**DATA SUPPLIED:**

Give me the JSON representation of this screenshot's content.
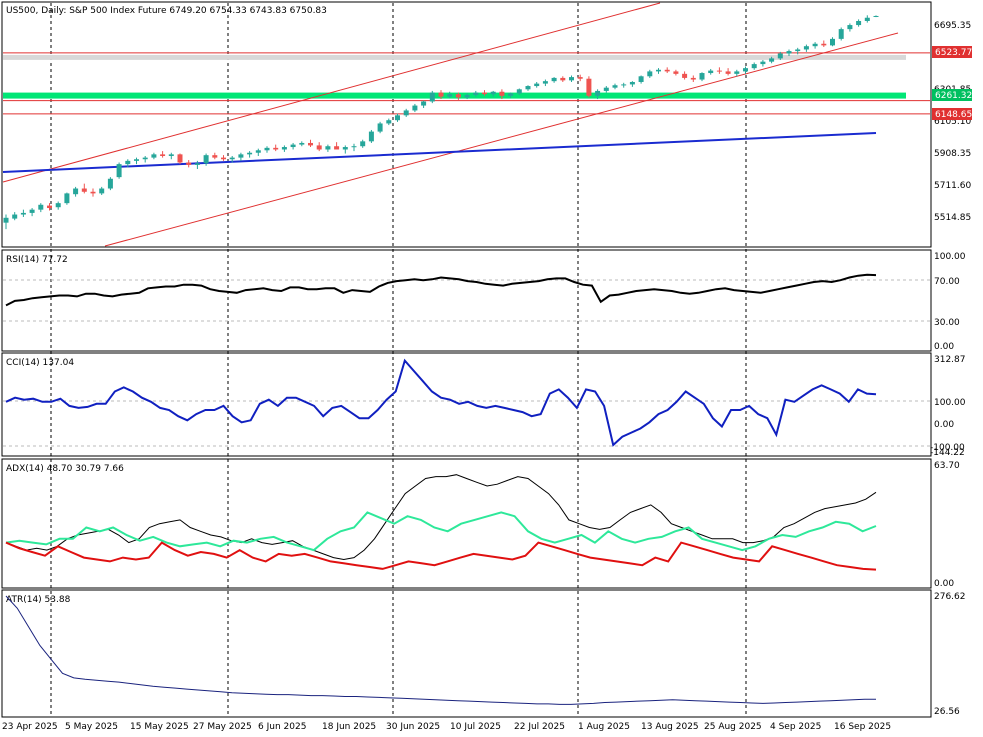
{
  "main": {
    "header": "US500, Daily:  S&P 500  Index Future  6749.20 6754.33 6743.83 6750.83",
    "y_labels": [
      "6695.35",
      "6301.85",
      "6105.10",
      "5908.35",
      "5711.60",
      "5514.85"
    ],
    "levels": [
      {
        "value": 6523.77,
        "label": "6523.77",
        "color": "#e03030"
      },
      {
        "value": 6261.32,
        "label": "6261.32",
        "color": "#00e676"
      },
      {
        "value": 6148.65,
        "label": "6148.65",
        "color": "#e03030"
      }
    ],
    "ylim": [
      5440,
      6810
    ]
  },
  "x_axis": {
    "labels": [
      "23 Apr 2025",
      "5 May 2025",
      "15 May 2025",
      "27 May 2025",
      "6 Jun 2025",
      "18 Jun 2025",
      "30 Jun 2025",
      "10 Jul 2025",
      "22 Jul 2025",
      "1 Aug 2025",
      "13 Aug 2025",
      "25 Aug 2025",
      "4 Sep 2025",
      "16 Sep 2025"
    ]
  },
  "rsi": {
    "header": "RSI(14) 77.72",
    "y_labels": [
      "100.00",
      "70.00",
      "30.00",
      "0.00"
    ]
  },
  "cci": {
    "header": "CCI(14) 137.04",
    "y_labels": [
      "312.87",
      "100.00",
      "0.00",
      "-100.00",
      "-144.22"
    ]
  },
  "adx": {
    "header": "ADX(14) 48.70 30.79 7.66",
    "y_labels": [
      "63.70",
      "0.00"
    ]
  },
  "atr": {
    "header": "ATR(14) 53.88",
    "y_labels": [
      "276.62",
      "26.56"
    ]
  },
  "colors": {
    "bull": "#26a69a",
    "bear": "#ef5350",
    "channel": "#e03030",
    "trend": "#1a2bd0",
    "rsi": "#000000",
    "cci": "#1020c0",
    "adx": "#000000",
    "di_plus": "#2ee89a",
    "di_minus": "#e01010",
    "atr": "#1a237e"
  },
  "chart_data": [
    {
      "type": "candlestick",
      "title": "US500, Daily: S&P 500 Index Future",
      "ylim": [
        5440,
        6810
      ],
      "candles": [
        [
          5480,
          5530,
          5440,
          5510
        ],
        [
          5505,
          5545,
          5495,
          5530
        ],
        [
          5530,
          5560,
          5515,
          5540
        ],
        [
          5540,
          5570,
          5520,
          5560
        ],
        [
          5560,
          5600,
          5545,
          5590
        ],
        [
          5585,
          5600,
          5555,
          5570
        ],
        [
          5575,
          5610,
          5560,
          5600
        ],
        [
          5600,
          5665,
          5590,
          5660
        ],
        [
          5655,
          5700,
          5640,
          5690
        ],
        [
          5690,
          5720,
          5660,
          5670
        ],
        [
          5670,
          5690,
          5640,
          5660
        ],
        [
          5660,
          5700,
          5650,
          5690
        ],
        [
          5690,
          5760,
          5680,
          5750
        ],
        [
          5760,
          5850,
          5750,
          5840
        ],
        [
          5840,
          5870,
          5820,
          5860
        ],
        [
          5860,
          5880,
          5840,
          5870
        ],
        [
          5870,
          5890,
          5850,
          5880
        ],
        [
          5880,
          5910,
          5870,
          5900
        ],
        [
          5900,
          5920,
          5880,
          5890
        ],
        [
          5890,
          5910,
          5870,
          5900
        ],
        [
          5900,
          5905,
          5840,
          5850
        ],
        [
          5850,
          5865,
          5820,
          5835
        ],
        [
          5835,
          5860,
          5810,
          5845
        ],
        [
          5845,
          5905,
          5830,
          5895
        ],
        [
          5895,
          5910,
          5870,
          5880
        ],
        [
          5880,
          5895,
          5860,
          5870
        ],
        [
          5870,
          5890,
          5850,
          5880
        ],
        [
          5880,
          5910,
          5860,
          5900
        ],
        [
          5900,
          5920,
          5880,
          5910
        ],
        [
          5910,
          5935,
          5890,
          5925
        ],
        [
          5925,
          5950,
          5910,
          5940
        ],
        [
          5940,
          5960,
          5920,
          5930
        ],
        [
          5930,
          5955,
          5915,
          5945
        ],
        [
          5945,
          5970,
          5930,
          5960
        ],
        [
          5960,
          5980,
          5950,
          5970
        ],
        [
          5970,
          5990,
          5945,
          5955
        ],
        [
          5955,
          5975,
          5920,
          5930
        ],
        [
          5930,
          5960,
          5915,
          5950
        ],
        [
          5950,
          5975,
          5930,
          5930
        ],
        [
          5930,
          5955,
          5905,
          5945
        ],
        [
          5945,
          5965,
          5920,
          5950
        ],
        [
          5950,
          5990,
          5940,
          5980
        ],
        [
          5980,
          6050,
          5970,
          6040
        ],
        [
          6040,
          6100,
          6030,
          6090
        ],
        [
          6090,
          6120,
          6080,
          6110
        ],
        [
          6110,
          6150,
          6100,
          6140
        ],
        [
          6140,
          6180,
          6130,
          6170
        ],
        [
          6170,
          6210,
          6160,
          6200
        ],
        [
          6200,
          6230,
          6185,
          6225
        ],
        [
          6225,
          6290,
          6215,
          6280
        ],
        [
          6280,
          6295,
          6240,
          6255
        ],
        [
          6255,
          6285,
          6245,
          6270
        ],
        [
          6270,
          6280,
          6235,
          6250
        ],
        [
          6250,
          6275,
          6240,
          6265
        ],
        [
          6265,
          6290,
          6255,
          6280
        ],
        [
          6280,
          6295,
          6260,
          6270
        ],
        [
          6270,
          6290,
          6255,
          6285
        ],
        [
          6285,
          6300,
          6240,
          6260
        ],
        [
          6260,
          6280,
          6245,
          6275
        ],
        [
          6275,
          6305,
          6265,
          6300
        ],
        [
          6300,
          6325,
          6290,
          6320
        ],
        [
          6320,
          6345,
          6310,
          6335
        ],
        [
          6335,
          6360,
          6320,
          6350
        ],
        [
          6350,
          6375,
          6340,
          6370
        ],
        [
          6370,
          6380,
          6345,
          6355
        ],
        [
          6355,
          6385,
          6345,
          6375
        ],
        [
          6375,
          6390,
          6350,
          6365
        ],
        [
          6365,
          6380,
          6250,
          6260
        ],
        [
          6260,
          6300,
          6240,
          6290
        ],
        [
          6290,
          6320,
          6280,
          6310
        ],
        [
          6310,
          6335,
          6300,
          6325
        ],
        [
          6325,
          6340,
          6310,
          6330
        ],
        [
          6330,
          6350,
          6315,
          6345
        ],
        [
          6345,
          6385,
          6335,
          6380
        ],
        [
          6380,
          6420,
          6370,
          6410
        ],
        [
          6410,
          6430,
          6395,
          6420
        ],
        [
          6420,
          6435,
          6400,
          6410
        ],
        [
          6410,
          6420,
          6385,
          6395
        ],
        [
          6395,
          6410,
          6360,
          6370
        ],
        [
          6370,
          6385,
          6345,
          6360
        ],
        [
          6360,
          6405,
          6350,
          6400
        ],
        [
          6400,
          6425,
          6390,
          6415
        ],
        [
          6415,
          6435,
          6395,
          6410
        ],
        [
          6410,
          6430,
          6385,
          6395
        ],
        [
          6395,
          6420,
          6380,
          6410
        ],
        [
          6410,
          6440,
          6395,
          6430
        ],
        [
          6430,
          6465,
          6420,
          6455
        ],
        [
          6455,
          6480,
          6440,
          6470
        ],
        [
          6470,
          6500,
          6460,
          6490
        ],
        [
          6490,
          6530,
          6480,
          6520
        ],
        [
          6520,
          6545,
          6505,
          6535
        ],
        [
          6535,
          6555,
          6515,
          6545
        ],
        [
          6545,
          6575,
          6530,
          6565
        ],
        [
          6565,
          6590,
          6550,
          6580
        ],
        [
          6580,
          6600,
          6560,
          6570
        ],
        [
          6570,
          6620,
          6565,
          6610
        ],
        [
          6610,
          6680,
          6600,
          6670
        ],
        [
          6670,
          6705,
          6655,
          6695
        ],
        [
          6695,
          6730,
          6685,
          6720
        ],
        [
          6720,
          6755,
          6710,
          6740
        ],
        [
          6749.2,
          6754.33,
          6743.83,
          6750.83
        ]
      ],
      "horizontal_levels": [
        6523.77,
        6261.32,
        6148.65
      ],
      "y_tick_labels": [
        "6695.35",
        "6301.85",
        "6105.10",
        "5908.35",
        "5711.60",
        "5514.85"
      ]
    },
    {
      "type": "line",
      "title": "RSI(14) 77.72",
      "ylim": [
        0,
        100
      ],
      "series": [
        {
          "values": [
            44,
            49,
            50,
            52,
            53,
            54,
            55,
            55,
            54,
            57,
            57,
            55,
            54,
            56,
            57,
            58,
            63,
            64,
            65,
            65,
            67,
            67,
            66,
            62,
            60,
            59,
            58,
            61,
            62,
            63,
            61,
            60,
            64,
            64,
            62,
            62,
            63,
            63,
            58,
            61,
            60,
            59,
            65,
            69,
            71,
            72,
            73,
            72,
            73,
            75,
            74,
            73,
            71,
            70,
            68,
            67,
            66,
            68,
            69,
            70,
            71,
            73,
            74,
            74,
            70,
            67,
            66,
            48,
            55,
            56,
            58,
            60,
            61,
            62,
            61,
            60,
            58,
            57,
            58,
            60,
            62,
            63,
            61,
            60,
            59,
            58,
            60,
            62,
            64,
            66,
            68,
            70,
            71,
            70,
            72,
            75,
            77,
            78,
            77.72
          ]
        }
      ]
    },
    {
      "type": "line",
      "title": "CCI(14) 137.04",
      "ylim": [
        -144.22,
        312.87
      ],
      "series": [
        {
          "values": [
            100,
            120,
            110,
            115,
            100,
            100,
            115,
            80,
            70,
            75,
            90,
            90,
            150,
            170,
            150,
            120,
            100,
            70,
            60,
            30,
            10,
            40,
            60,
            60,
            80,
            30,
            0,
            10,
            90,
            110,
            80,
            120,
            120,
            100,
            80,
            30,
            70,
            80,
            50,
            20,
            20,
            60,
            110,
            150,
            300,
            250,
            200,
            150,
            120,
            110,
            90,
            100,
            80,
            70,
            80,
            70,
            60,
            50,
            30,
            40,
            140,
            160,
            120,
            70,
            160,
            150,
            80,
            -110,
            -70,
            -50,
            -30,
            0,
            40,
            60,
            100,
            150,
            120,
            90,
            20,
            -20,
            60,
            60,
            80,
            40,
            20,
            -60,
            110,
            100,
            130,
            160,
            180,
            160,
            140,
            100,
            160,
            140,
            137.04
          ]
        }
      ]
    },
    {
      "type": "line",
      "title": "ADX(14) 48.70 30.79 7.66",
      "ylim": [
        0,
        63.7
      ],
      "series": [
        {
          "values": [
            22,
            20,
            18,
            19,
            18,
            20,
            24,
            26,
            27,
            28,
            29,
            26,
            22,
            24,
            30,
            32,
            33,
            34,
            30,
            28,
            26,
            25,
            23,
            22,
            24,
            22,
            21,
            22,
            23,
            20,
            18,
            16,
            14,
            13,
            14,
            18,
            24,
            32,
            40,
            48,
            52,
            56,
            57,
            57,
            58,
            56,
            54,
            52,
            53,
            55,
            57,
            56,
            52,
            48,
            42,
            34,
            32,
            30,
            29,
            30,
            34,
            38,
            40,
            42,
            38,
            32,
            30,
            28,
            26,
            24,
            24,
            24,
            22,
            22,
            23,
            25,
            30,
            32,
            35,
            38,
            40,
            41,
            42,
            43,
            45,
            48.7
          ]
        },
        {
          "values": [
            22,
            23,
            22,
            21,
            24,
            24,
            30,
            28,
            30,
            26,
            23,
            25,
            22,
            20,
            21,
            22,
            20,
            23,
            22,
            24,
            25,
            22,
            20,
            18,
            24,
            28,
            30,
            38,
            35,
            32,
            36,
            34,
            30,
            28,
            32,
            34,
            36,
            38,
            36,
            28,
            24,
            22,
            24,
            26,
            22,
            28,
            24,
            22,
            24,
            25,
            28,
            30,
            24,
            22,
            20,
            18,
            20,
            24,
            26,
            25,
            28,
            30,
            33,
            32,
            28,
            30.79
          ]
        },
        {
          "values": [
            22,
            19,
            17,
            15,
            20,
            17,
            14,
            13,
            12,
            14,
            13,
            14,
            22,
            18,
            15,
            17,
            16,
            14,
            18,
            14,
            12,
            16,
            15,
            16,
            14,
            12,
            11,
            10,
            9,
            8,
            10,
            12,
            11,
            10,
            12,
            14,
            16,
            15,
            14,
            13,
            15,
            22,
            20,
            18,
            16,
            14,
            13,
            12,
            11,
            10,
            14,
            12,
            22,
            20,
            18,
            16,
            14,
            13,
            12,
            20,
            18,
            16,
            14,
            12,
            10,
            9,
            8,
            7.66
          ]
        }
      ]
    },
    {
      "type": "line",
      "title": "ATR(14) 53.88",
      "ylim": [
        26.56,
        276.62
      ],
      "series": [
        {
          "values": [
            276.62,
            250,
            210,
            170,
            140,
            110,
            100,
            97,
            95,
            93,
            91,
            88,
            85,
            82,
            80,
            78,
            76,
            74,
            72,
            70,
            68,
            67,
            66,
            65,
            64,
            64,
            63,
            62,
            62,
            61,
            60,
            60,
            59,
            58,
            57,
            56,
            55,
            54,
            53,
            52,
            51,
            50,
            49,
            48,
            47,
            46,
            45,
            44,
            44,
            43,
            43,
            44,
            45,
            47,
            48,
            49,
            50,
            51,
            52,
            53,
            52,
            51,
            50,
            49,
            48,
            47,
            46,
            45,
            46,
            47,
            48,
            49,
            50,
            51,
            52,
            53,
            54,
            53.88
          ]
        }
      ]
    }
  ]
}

**PROBLEM DESCRIPTION:** Gather from the data above every line with the string "Daily".

**OUTPUT FOR THIS EXERCISE:**
    "header": "US500, Daily:  S&P 500  Index Future  6749.20 6754.33 6743.83 6750.83",
      "title": "US500, Daily: S&P 500 Index Future",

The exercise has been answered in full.